BRIEF:
Filter out everything except lines holding "style".

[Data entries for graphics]
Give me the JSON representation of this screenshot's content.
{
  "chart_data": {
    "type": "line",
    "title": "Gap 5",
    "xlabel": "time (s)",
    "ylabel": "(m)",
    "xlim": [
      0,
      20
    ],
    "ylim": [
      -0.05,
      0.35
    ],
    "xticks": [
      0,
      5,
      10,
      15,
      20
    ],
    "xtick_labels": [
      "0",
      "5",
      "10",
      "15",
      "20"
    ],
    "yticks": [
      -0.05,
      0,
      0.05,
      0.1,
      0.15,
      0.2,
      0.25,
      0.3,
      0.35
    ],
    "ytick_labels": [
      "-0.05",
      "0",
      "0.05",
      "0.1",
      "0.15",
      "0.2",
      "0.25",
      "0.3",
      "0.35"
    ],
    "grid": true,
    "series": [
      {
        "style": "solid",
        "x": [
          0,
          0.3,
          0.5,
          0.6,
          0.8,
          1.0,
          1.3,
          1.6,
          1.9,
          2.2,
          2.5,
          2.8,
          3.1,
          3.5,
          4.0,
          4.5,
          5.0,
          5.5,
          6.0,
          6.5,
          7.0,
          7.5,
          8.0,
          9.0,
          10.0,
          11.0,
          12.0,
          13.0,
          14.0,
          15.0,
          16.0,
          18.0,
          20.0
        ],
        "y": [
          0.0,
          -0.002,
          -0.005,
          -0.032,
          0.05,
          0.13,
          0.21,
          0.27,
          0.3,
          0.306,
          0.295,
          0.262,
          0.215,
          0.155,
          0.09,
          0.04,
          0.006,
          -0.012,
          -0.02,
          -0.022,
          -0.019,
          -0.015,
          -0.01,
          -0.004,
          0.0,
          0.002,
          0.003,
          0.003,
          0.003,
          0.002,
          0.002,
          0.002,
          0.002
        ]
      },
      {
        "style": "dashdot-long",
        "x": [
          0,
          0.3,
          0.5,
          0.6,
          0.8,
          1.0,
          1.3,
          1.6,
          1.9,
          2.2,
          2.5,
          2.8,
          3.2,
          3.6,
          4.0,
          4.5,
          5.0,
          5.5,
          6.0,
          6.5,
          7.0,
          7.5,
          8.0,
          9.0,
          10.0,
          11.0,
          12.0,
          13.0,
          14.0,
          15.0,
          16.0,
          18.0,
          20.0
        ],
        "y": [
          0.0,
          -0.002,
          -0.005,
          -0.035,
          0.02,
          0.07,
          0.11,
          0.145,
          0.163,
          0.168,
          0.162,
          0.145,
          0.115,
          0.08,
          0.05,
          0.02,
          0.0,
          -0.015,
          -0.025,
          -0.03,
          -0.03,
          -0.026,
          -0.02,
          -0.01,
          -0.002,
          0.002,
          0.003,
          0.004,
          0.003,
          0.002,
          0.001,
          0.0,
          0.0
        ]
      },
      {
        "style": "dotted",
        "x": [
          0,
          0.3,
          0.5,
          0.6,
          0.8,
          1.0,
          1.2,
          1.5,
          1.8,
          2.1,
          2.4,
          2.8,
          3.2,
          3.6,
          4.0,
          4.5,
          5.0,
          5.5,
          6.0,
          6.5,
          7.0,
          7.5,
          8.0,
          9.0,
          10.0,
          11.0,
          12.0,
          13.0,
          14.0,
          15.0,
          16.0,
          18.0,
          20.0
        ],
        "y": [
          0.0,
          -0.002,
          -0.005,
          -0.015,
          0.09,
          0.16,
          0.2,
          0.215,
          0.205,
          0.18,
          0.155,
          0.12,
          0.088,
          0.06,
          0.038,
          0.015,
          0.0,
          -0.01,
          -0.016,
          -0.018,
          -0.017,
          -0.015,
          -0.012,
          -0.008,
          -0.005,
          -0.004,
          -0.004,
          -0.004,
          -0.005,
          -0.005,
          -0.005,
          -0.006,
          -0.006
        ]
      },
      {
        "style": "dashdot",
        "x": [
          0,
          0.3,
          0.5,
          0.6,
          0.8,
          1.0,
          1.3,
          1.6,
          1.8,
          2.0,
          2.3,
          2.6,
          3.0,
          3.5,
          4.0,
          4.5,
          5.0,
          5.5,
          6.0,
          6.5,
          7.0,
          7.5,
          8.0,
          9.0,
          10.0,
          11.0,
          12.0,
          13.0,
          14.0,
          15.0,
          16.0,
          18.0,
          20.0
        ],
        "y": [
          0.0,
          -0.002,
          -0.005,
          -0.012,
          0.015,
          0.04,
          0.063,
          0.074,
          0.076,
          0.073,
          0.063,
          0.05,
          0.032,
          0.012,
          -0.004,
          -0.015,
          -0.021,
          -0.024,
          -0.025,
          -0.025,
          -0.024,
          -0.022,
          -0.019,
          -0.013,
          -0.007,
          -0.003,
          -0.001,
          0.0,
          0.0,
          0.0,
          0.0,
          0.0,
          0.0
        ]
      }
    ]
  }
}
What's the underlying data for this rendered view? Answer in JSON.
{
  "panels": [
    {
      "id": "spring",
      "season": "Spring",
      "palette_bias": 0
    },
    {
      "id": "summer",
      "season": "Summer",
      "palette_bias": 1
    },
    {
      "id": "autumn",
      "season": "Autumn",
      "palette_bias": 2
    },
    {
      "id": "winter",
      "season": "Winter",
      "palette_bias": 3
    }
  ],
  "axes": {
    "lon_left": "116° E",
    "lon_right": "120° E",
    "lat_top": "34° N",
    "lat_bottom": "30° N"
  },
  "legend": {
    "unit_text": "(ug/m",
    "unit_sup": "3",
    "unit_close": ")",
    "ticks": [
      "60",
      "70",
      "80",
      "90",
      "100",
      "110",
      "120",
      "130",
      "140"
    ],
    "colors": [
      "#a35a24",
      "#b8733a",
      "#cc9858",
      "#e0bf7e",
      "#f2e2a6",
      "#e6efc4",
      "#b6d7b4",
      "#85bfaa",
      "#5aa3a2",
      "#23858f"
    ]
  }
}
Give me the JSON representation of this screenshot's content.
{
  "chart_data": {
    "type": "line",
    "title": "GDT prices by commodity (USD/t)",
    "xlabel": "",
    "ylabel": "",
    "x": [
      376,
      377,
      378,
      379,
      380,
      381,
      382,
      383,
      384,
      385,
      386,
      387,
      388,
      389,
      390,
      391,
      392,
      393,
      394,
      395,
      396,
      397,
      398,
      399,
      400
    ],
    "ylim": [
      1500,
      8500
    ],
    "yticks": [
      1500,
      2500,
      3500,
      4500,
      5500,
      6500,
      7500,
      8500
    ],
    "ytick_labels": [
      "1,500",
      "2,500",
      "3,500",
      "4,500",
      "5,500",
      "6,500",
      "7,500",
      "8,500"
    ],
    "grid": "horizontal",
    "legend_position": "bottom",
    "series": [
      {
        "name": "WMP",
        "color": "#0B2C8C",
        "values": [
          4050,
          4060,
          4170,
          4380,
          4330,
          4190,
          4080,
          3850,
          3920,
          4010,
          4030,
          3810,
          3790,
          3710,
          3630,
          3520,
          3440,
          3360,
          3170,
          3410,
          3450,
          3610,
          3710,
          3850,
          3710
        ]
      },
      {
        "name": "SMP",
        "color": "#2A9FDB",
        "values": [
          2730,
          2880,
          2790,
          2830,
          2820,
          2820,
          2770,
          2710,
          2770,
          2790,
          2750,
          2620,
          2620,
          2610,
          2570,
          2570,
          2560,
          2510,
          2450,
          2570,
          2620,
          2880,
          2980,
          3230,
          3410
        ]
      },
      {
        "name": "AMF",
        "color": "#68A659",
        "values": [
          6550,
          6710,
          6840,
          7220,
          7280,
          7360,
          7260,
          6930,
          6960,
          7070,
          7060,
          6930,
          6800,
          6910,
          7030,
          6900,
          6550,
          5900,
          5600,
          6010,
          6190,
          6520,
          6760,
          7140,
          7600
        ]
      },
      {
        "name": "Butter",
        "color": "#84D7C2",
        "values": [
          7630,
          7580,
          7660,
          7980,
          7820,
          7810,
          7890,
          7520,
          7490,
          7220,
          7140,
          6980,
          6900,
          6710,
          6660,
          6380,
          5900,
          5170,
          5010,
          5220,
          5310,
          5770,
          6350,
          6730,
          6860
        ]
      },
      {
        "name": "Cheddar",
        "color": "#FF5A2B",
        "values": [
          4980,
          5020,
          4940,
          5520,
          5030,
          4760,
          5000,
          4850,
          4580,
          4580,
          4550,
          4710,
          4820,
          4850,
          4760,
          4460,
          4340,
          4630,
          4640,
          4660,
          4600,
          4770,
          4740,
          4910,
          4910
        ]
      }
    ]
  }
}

REPLY TO THE EXERCISE:
        "style": "solid",
        "style": "dashdot-long",
        "style": "dotted",
        "style": "dashdot",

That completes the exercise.